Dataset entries

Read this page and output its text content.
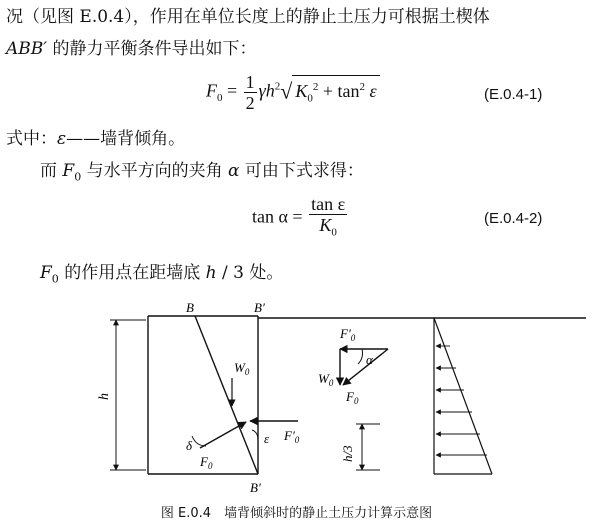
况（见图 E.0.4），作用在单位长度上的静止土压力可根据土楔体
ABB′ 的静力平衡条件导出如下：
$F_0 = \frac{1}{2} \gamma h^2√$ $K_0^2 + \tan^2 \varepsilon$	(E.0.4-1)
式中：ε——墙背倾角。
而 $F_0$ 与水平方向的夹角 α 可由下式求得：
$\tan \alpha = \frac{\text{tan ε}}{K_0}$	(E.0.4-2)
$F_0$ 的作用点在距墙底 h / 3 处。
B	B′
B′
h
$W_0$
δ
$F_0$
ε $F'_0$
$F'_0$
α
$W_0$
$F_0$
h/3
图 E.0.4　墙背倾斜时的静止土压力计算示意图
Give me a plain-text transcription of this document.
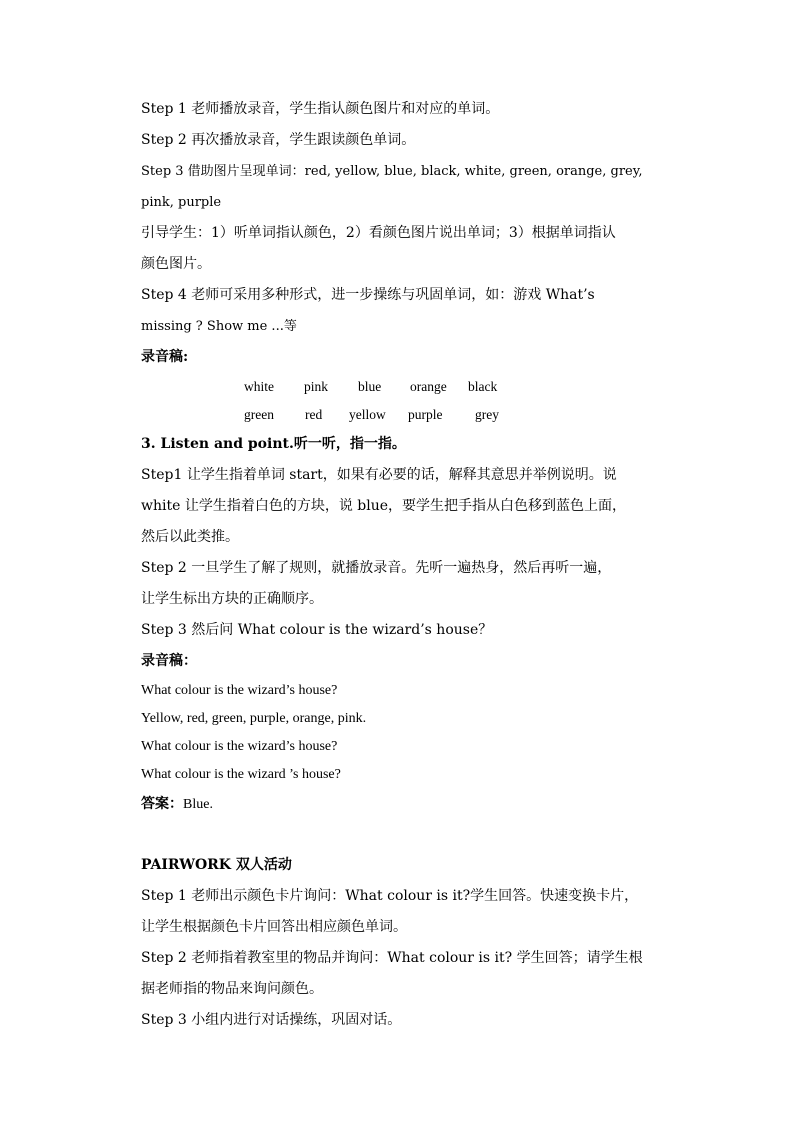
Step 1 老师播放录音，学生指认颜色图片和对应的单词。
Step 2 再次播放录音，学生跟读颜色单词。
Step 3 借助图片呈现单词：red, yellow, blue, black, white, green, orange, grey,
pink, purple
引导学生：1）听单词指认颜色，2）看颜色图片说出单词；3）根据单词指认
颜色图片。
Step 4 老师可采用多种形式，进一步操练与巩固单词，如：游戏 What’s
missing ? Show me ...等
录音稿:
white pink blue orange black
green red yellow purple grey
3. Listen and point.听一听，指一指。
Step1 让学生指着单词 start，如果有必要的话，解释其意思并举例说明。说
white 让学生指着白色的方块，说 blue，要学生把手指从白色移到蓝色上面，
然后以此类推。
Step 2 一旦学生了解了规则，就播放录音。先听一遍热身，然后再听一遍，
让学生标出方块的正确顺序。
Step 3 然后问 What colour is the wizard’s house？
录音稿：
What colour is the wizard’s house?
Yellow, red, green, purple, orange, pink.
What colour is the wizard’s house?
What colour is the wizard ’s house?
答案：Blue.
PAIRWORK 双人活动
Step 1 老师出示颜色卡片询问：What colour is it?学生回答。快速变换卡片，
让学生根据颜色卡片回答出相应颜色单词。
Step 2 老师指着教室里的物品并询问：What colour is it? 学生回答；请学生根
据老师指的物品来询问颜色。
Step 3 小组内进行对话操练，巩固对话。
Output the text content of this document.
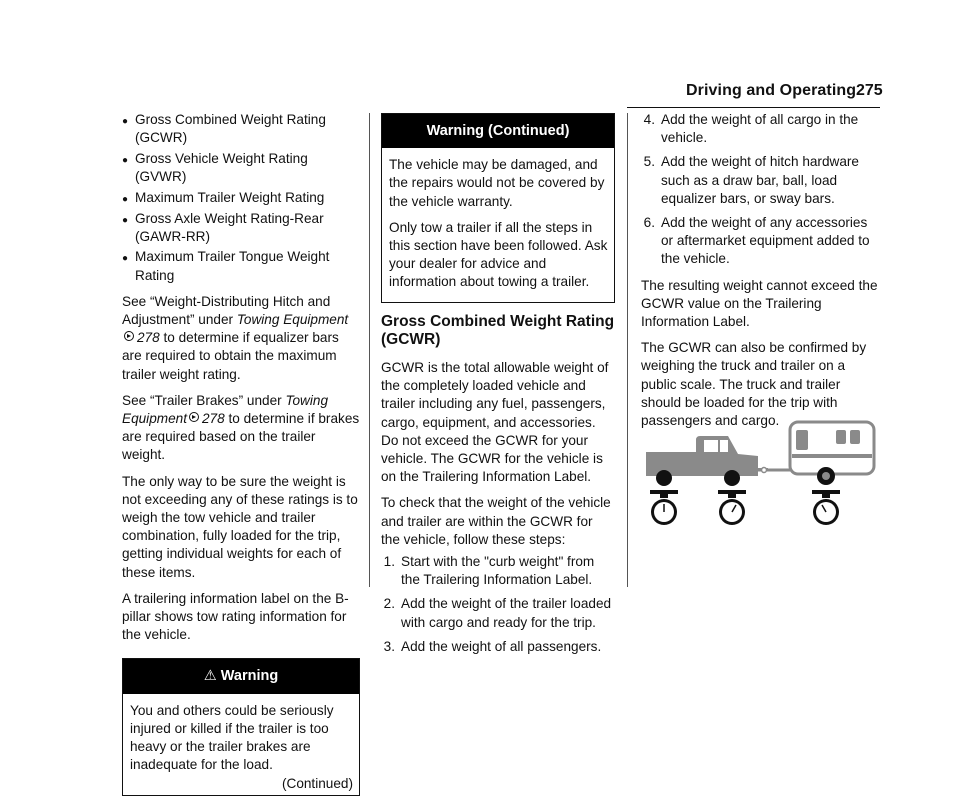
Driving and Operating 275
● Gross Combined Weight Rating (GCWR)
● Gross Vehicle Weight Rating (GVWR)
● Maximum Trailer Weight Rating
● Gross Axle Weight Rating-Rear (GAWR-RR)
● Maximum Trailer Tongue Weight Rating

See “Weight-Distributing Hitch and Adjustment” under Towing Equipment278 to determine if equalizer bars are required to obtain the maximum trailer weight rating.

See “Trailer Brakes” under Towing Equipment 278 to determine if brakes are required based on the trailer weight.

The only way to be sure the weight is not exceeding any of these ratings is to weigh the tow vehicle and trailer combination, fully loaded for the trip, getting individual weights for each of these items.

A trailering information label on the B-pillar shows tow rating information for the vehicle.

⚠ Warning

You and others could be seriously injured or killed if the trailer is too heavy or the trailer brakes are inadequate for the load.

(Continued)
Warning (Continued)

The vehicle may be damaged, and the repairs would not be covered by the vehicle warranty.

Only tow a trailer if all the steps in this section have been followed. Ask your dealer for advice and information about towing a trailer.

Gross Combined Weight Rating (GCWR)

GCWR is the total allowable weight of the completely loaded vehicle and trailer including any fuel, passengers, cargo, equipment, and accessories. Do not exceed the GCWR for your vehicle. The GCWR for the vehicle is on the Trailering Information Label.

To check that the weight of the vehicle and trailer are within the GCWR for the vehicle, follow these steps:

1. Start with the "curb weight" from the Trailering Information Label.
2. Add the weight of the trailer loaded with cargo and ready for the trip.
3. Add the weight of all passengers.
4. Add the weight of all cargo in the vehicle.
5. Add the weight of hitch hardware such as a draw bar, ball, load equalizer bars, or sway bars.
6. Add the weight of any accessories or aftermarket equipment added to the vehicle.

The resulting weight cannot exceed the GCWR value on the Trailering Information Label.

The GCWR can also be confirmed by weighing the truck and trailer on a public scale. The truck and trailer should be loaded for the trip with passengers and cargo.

_Do this_
What is the number of lines in the records that contain "Combined"? Give that number only.

_Problem solution_
2